Work to do
Retype the records that come next, word for word.

Collected data
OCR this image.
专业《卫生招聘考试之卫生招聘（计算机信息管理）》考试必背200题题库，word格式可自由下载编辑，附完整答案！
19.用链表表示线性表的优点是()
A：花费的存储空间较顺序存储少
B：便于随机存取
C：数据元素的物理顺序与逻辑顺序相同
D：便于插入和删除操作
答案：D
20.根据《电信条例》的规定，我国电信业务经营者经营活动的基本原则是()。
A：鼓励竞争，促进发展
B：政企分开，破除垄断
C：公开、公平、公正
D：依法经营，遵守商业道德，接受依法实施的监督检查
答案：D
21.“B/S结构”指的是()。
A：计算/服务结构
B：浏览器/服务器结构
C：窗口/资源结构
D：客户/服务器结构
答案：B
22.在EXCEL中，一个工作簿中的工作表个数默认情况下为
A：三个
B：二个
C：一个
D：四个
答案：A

Response
OCR this image.
专业《卫生招聘考试之卫生招聘（计算机信息管理）》考试必背200题题库，word格式可自由下载编辑，附完整答案！
19.用链表表示线性表的优点是()
A：花费的存储空间较顺序存储少
B：便于随机存取
C：数据元素的物理顺序与逻辑顺序相同
D：便于插入和删除操作
答案：D
20.根据《电信条例》的规定，我国电信业务经营者经营活动的基本原则是()。
A：鼓励竞争，促进发展
B：政企分开，破除垄断
C：公开、公平、公正
D：依法经营，遵守商业道德，接受依法实施的监督检查
答案：D
21.“B/S结构”指的是()。
A：计算/服务结构
B：浏览器/服务器结构
C：窗口/资源结构
D：客户/服务器结构
答案：B
22.在EXCEL中，一个工作簿中的工作表个数默认情况下为
A：三个
B：二个
C：一个
D：四个
答案：A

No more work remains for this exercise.